Beoordeling door de voorzieningenrechter

1.1
De voorzieningenrechter beoordeelt of verweerder bevoegd is om handhavend op te treden en of hij dat in redelijkheid heeft kunnen doen. Hij doet dat aan de hand van de beroepsgronden van eiser.
1.2
Het beroep is ongegrond
.Om die reden is er geen aanleiding een voorlopige voorziening te treffen. Hierna legt de voorzieningenrechter uit hoe hij tot dit oordeel komt en welke gevolgen dit oordeel heeft.
1.3
De voor de beoordeling van het beroep belangrijke wet- en regelgeving is te vinden in de bijlage bij deze uitspraak.

· · ·

_KORTE OPDRACHT A_
Beantwoord deze vragen aan de hand van de brontekst:
(i) Aan de hand waarvan beoordeelt de voorzieningenrechter de zaak?
(ii) Hoe luidt het oordeel over het beroep?
(iii) Waar staat de wet- en regelgeving die belangrijk is voor de beoordeling van het beroep?
_KORTE OPDRACHT B_
Typ het stuk van de brontekst van "Beoordeling door de" tot "beroepsgronden van eiser." letterlijk over.
De gegevens spelen hierbij geen enkele rol.

· · ·

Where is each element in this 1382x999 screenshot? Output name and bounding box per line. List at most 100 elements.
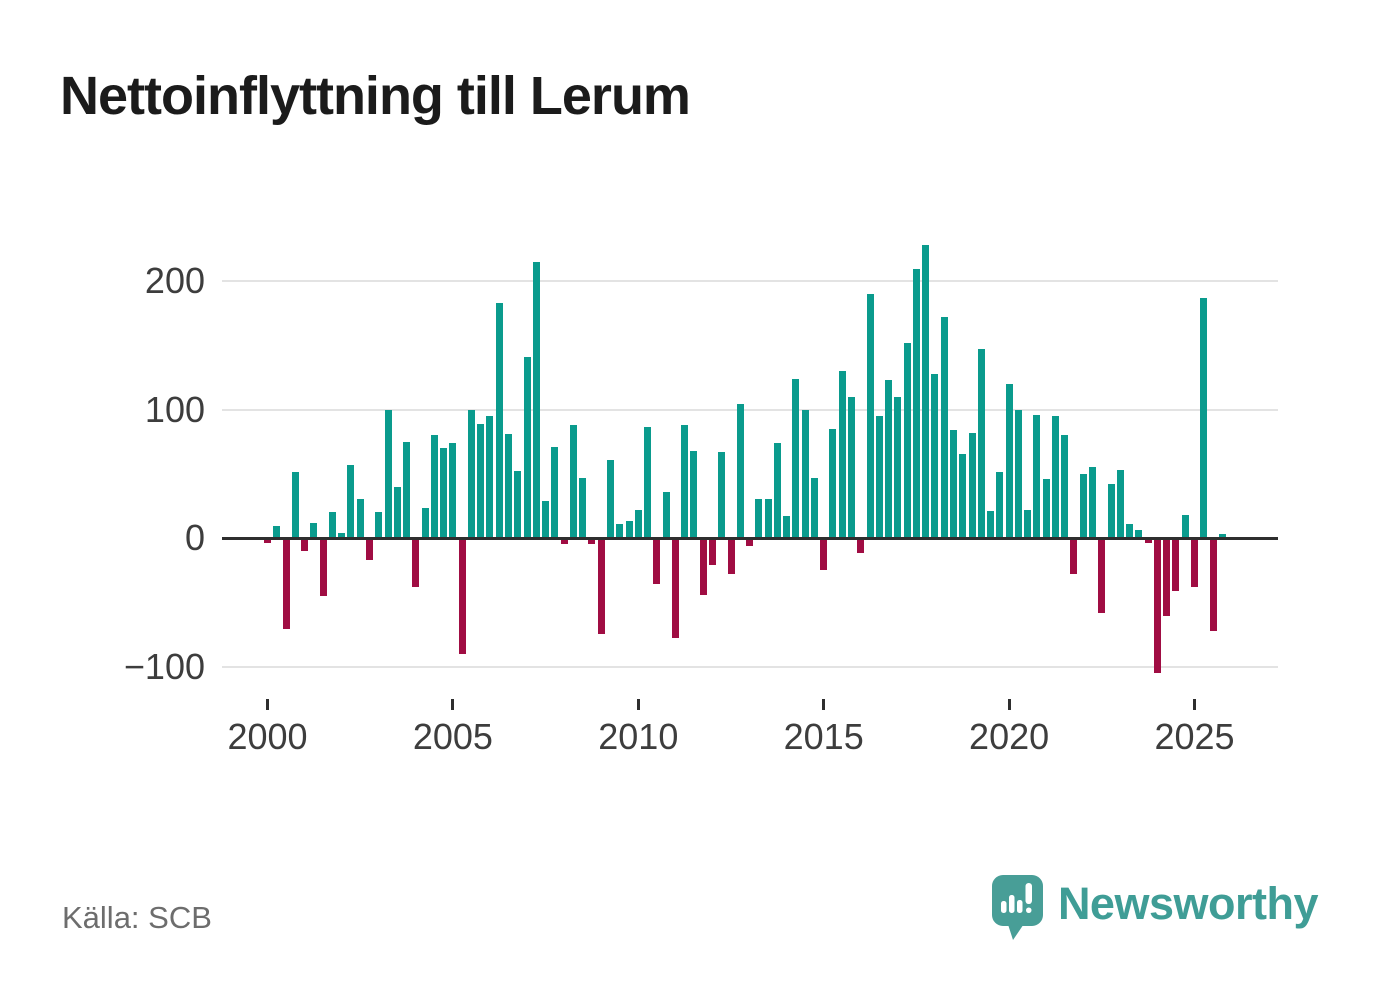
bar-2006Q4	[514, 471, 522, 538]
bar-2021Q2	[1051, 415, 1059, 538]
bar-2001Q4	[328, 512, 336, 538]
bar-2010Q4	[662, 491, 670, 538]
bar-2022Q2	[1089, 467, 1097, 538]
bar-2002Q2	[347, 464, 355, 538]
bar-2005Q1	[449, 442, 457, 538]
bar-2020Q3	[1024, 509, 1032, 538]
bar-2008Q1	[560, 538, 568, 545]
bar-2007Q2	[532, 261, 540, 538]
bar-2003Q3	[393, 486, 401, 538]
bar-2006Q3	[505, 433, 513, 538]
x-axis-label-2025: 2025	[1154, 716, 1235, 757]
x-tick-2000	[266, 699, 269, 710]
bar-2002Q4	[365, 538, 373, 560]
bar-2005Q3	[467, 409, 475, 538]
bar-2022Q1	[1079, 473, 1087, 538]
bar-2011Q1	[671, 538, 679, 639]
bar-2001Q3	[319, 538, 327, 596]
bar-2019Q2	[977, 349, 985, 538]
bar-2024Q1	[1153, 538, 1161, 673]
bar-2007Q1	[523, 356, 531, 538]
bar-2015Q4	[848, 396, 855, 538]
bar-2000Q4	[291, 472, 299, 538]
bar-2023Q3	[1135, 530, 1143, 538]
bar-2013Q4	[773, 442, 781, 538]
bar-2010Q2	[644, 427, 652, 538]
bar-2020Q2	[1014, 409, 1022, 538]
bar-2014Q2	[792, 378, 800, 538]
bar-2003Q1	[375, 512, 383, 538]
bar-2020Q4	[1033, 414, 1041, 538]
bar-2012Q3	[727, 538, 735, 574]
bar-2008Q3	[579, 477, 587, 538]
zero-axis-line	[222, 536, 1278, 540]
bar-2004Q3	[430, 435, 438, 538]
x-tick-2025	[1193, 699, 1196, 710]
bar-2013Q2	[755, 499, 763, 538]
bar-2009Q3	[616, 523, 624, 538]
bar-2011Q2	[681, 424, 689, 538]
bar-2019Q4	[996, 472, 1004, 538]
y-axis-label--100: −100	[123, 645, 205, 687]
bar-2017Q1	[894, 396, 902, 538]
bar-2000Q3	[282, 538, 290, 630]
bar-2018Q2	[940, 316, 948, 538]
x-tick-2015	[822, 699, 826, 710]
bar-2007Q3	[542, 500, 550, 538]
x-tick-2005	[451, 699, 455, 710]
bar-2019Q1	[968, 432, 976, 538]
bar-2024Q4	[1181, 514, 1189, 538]
bar-2005Q2	[458, 538, 466, 654]
bar-2014Q3	[801, 409, 809, 538]
bar-2021Q1	[1042, 478, 1050, 538]
bar-2006Q2	[495, 302, 503, 538]
bar-2001Q2	[310, 522, 318, 538]
bar-2012Q2	[718, 451, 726, 538]
bar-2015Q1	[820, 538, 828, 571]
bar-2012Q4	[736, 404, 744, 538]
gridline-200	[222, 280, 1278, 282]
x-axis-label-2020: 2020	[969, 716, 1050, 757]
source-label: Källa: SCB	[62, 900, 212, 935]
bar-2021Q4	[1070, 538, 1078, 574]
bar-2009Q4	[625, 521, 633, 538]
bar-2019Q3	[987, 511, 995, 538]
bar-2018Q1	[931, 373, 939, 538]
bar-2023Q1	[1116, 469, 1124, 538]
bar-2018Q3	[949, 430, 957, 538]
newsworthy-logo-icon	[991, 875, 1043, 940]
bar-2009Q1	[597, 538, 605, 635]
bar-2011Q4	[699, 538, 707, 595]
chart-title: Nettoinflyttning till Lerum	[60, 66, 691, 126]
bar-2010Q3	[653, 538, 661, 585]
x-axis-label-2010: 2010	[598, 716, 679, 757]
x-tick-2010	[636, 699, 640, 710]
bar-2022Q3	[1098, 538, 1106, 613]
bar-2013Q1	[746, 538, 754, 546]
bar-2016Q4	[885, 379, 893, 538]
bar-2009Q2	[606, 459, 614, 538]
bar-2007Q4	[551, 446, 559, 538]
bar-2023Q4	[1144, 538, 1152, 544]
bar-2018Q4	[959, 454, 967, 538]
bar-2008Q2	[569, 424, 577, 538]
bar-2004Q1	[412, 538, 420, 587]
gridline-100	[222, 408, 1278, 411]
bar-2016Q2	[866, 293, 874, 538]
newsworthy-logo: Newsworthy	[991, 874, 1319, 944]
bar-2003Q4	[403, 441, 411, 538]
bar-2022Q4	[1107, 484, 1115, 538]
bar-2002Q3	[356, 499, 364, 538]
bar-2016Q1	[857, 538, 865, 554]
bar-2017Q3	[912, 269, 920, 538]
bar-2015Q3	[838, 370, 846, 538]
bar-2013Q3	[764, 499, 772, 538]
y-axis-label-100: 100	[144, 388, 205, 430]
bar-2012Q1	[708, 538, 716, 565]
bar-2004Q4	[440, 448, 448, 538]
x-axis-label-2000: 2000	[227, 716, 308, 757]
bar-2021Q3	[1061, 435, 1069, 538]
bar-2016Q3	[875, 415, 883, 538]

· · ·

_UITWERKING A_
(i) Aan de hand van de beroepsgronden van eiser.
(ii) Het beroep is ongegrond.
(iii) In de bijlage bij deze uitspraak.

_UITWERKING B_
Beoordeling door de voorzieningenrechter

1.1
De voorzieningenrechter beoordeelt of verweerder bevoegd is om handhavend op te treden en of hij dat in redelijkheid heeft kunnen doen. Hij doet dat aan de hand van de beroepsgronden van eiser.